■ **Provided records**
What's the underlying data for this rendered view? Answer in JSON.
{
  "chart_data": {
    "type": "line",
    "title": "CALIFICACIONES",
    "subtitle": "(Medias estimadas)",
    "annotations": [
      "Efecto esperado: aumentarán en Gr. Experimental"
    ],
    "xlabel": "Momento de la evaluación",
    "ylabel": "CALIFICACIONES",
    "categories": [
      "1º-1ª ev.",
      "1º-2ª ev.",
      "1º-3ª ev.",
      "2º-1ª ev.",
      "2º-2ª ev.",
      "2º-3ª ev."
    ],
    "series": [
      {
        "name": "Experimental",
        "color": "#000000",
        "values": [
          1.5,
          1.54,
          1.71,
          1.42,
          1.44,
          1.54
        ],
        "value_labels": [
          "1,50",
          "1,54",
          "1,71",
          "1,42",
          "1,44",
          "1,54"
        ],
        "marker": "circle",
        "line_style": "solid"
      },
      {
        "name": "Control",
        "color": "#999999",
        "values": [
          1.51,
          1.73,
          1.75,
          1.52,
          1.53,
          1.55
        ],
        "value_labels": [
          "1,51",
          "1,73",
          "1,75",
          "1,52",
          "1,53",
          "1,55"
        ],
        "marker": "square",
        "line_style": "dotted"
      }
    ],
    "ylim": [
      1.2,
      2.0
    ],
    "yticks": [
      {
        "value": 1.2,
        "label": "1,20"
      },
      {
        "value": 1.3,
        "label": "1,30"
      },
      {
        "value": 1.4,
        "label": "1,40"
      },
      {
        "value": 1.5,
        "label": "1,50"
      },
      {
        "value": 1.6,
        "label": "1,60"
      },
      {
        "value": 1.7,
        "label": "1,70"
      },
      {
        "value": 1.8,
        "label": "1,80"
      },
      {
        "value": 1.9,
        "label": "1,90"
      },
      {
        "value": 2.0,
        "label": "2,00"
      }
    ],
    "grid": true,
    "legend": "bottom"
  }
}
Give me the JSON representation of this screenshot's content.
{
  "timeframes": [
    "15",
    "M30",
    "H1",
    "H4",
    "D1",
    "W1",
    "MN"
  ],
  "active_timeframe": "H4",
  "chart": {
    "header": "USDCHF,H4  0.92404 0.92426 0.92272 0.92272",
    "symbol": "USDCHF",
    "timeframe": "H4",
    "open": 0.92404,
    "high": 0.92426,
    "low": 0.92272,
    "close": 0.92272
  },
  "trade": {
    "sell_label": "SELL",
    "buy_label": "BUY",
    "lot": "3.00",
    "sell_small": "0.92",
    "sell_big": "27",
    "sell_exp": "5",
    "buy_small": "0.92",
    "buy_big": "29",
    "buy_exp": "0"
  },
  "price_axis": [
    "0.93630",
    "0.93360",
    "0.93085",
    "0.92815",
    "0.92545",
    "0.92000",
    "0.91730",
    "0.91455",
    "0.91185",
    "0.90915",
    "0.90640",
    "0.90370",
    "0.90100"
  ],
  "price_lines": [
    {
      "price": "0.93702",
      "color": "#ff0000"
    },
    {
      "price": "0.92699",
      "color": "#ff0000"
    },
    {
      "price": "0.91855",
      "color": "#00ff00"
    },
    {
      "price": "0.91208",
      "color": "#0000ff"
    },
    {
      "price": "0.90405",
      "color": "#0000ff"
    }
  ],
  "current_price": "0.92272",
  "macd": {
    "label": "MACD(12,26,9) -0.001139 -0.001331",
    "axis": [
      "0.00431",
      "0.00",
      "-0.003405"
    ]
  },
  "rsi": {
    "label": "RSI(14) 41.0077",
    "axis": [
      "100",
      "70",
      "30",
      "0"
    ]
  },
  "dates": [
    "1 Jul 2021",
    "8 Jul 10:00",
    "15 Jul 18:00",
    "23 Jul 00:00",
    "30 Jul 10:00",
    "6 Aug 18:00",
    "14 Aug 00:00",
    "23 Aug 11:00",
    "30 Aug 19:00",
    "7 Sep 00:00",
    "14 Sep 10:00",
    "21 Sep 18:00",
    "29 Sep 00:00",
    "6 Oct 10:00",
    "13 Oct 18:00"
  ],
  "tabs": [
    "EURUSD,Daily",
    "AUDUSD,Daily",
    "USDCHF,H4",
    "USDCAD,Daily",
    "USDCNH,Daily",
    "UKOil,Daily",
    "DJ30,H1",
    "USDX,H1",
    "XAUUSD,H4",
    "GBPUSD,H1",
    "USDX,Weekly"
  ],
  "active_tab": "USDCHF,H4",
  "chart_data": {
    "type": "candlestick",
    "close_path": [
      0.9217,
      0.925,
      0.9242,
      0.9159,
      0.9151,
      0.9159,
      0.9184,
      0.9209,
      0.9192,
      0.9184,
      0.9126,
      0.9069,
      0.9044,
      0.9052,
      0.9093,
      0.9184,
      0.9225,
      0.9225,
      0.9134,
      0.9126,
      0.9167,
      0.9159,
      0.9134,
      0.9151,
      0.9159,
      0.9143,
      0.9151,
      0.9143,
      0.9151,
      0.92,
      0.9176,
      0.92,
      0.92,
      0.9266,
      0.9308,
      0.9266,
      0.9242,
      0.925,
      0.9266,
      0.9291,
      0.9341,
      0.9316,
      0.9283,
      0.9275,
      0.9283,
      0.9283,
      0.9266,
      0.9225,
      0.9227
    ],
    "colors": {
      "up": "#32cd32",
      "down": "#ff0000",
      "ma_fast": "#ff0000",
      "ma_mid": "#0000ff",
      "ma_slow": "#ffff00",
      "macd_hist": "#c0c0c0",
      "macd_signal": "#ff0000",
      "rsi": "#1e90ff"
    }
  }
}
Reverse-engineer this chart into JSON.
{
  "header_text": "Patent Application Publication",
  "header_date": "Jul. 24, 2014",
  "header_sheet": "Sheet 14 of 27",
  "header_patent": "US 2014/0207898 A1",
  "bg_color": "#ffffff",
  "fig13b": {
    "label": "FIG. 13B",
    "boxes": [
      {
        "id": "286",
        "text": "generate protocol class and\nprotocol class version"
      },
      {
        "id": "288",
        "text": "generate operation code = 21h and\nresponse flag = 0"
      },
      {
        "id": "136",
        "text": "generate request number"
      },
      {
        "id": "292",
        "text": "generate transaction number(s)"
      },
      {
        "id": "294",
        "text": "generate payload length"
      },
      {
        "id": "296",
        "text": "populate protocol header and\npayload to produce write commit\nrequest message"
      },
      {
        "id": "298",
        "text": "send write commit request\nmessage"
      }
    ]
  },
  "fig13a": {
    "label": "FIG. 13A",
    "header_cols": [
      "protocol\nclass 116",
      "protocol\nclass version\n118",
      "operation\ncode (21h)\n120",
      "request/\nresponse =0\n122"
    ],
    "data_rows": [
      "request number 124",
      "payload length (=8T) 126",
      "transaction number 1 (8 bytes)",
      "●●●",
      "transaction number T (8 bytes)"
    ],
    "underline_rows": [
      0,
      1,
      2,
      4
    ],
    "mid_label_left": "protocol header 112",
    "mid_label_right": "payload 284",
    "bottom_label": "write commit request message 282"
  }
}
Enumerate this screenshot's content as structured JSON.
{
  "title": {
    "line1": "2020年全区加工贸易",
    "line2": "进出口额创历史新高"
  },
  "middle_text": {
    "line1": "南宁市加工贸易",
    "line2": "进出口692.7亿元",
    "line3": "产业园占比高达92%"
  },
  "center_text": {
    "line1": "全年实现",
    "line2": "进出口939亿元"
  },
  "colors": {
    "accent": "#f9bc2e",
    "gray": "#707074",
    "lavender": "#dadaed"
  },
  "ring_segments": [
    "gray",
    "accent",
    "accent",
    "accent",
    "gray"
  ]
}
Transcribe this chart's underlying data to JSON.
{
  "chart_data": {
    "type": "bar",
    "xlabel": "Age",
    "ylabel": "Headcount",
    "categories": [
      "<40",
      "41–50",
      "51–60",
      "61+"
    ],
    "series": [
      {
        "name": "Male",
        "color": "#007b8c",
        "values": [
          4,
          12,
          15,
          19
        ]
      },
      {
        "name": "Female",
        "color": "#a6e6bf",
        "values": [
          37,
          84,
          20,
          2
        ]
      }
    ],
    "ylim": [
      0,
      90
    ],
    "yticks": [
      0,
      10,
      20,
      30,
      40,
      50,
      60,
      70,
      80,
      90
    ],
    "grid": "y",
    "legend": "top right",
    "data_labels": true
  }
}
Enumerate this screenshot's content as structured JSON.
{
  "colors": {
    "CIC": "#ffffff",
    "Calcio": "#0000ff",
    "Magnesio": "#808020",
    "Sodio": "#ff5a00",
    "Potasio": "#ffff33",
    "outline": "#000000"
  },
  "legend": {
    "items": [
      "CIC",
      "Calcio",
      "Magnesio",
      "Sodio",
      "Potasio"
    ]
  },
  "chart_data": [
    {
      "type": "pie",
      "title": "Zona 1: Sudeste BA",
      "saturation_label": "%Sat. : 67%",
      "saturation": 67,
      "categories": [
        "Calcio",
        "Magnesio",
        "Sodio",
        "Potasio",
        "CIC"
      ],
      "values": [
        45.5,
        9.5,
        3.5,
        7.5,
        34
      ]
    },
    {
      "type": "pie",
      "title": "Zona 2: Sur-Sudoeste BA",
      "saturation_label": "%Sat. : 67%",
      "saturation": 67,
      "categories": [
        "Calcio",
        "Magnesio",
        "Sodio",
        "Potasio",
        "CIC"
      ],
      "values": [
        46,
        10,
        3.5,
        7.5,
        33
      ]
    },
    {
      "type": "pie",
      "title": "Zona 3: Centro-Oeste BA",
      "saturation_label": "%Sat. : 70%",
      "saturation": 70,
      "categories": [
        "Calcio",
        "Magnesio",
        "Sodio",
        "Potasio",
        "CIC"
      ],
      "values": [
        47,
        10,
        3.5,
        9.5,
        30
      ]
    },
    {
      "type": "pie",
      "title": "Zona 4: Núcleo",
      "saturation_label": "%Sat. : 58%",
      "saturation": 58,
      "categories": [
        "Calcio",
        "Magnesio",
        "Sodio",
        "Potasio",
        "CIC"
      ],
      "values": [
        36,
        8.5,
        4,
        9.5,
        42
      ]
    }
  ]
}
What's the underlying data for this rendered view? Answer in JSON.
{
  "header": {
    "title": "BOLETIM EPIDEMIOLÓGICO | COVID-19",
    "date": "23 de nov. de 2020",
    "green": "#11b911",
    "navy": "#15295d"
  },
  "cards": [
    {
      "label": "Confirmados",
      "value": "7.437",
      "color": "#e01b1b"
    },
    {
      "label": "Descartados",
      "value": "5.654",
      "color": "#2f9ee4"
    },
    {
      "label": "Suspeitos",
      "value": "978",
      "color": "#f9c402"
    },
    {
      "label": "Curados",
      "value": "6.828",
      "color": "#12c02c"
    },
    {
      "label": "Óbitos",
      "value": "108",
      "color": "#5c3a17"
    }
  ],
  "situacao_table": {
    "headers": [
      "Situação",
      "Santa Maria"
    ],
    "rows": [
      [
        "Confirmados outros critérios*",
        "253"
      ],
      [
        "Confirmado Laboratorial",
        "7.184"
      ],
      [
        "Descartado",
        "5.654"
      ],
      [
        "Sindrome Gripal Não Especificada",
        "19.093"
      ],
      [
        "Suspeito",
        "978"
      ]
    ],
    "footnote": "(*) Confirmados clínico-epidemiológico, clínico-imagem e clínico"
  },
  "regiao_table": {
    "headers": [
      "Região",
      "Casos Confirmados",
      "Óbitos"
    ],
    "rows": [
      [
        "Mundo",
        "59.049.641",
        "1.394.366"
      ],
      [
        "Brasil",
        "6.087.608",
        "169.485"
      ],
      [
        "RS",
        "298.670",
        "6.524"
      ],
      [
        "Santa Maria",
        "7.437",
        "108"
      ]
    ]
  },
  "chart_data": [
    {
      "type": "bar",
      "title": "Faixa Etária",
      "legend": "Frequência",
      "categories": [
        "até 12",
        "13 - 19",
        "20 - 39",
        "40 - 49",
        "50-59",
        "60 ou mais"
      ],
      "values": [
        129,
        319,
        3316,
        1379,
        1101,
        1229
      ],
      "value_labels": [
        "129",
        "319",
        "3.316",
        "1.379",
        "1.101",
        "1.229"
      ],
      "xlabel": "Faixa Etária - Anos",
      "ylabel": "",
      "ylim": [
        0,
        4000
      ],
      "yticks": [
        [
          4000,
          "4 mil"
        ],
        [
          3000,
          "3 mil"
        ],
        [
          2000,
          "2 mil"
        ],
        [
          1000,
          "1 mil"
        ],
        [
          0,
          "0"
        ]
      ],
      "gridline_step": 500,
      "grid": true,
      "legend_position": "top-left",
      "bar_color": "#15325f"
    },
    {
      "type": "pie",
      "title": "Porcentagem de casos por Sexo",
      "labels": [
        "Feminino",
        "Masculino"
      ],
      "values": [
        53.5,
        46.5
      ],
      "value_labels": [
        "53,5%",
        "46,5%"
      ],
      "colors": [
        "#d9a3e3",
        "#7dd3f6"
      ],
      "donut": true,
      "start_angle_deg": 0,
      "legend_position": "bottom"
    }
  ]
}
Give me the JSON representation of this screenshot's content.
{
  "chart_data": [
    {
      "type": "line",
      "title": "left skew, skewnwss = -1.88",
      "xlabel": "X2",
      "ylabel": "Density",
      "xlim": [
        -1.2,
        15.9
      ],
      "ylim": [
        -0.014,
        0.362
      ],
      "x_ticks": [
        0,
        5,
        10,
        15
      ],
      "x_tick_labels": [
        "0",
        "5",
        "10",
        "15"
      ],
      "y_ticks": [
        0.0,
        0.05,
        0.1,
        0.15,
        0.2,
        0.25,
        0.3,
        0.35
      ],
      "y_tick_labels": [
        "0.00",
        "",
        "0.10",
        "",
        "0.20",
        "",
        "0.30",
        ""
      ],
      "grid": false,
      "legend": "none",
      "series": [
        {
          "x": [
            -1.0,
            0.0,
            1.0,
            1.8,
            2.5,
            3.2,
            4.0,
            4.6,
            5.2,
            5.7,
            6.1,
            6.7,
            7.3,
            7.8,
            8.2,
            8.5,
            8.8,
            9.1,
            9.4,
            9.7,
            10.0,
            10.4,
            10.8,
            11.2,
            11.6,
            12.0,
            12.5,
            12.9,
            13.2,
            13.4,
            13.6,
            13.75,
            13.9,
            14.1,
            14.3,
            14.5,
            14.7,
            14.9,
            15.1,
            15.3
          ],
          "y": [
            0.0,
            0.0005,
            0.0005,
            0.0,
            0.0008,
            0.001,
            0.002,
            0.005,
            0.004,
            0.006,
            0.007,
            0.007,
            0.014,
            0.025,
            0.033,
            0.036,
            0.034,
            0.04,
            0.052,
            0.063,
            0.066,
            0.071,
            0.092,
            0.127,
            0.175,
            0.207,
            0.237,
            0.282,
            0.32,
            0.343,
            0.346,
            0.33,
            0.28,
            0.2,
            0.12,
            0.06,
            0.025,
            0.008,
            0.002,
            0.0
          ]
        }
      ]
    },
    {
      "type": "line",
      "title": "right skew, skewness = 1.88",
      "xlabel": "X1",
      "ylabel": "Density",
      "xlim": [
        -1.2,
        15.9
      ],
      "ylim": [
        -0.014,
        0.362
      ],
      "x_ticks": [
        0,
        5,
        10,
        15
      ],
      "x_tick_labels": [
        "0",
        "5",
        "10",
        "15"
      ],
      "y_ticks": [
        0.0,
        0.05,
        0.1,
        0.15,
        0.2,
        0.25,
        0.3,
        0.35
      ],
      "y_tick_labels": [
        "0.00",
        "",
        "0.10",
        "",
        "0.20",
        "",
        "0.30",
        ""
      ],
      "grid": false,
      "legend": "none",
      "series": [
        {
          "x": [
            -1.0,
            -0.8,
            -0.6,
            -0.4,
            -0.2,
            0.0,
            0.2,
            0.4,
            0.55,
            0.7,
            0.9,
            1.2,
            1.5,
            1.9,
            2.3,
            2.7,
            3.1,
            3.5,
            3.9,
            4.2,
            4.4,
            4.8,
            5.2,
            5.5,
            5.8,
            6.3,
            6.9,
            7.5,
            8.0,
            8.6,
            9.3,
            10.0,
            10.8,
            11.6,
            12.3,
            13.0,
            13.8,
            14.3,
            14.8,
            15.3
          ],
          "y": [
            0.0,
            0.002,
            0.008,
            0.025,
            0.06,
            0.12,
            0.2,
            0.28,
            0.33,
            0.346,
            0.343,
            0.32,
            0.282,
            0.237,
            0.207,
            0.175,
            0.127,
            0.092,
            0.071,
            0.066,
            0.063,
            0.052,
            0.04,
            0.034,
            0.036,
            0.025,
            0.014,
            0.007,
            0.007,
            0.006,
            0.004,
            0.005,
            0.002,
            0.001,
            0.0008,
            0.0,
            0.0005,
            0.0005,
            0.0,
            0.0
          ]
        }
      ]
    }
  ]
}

■ **Directions**
Provide only the number of lines in the entries that hold the word "nresponse".

■ **Problem solution**
2